## The exercise
Make a verbatim copy of the entries below; pictures stay out.

Data tied to figure images:
*****

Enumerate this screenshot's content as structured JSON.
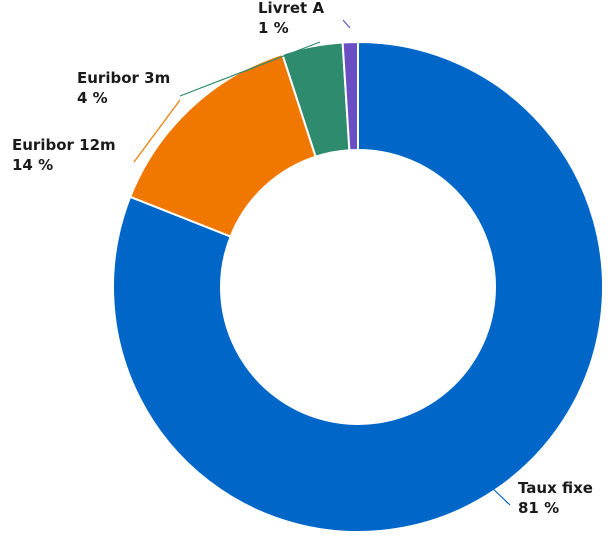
{
  "chart_data": {
    "type": "pie",
    "donut": true,
    "slices": [
      {
        "name": "Taux fixe",
        "value": 81,
        "label": "81 %",
        "color": "#0066c8"
      },
      {
        "name": "Euribor 12m",
        "value": 14,
        "label": "14 %",
        "color": "#f07800"
      },
      {
        "name": "Euribor 3m",
        "value": 4,
        "label": "4 %",
        "color": "#2e8b6e"
      },
      {
        "name": "Livret A",
        "value": 1,
        "label": "1 %",
        "color": "#6a4fc4"
      }
    ],
    "title": "",
    "legend": "none"
  }
}
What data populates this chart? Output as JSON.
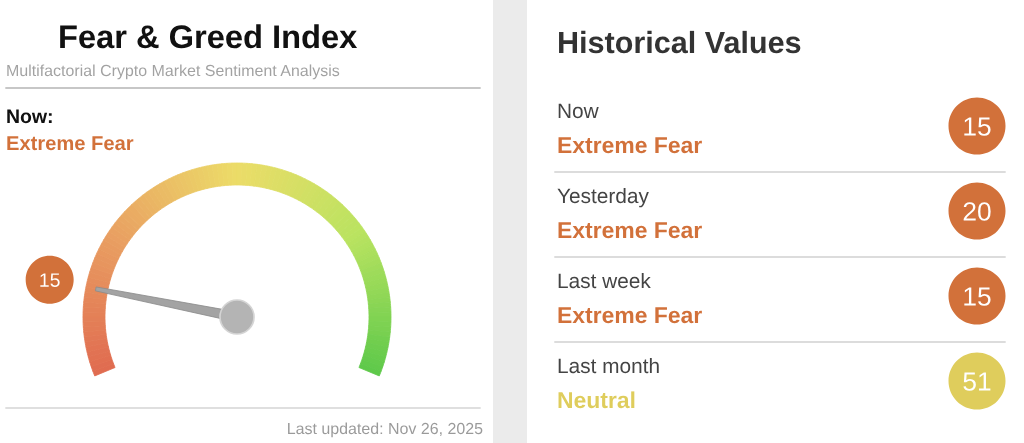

*****

## Written solution
Enumerate this screenshot's content as structured JSON.
{
  "chart_data": {
    "type": "pie",
    "donut": true,
    "slices": [
      {
        "name": "Taux fixe",
        "value": 81,
        "label": "81 %",
        "color": "#0066c8"
      },
      {
        "name": "Euribor 12m",
        "value": 14,
        "label": "14 %",
        "color": "#f07800"
      },
      {
        "name": "Euribor 3m",
        "value": 4,
        "label": "4 %",
        "color": "#2e8b6e"
      },
      {
        "name": "Livret A",
        "value": 1,
        "label": "1 %",
        "color": "#6a4fc4"
      }
    ],
    "title": "",
    "legend": "none"
  }
}
What data populates this chart? Output as JSON.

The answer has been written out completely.